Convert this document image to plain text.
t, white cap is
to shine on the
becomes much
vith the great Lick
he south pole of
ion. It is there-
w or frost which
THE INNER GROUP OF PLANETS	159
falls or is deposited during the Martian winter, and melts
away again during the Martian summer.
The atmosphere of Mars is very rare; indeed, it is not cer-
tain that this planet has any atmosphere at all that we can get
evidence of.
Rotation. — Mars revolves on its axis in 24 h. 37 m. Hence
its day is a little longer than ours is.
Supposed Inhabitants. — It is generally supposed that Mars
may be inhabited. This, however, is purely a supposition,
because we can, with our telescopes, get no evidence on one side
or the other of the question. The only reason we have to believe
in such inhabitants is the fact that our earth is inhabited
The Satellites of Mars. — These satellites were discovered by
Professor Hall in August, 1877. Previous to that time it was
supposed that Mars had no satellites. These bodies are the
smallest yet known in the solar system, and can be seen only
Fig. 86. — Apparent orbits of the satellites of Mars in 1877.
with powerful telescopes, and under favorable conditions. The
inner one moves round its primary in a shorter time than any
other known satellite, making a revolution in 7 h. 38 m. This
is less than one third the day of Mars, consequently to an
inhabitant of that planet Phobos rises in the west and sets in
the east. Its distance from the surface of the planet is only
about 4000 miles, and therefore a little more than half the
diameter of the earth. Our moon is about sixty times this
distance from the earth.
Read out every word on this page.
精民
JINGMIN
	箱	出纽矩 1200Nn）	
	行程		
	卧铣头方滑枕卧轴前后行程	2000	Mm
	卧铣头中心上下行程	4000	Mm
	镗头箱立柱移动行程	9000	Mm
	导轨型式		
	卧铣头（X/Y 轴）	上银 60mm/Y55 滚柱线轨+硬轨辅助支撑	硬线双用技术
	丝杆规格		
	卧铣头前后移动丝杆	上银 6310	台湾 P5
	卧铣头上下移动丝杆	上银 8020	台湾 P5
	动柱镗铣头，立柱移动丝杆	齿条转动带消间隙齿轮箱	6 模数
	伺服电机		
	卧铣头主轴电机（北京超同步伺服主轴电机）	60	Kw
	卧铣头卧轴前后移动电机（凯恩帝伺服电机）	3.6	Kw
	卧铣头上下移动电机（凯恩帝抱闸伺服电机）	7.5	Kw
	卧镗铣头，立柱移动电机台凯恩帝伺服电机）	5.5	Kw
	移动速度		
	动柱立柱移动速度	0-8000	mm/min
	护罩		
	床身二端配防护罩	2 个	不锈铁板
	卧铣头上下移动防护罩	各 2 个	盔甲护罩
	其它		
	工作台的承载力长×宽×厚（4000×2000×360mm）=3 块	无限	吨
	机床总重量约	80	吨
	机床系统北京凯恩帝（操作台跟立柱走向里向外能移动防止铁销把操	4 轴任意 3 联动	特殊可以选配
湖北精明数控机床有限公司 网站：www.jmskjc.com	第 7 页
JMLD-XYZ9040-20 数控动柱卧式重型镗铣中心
----
◆ **Task**: Pick out every line holding the string "evidence" and return it.

◆ **Answer to this task**:
evidence of.
because we can, with our telescopes, get no evidence on one side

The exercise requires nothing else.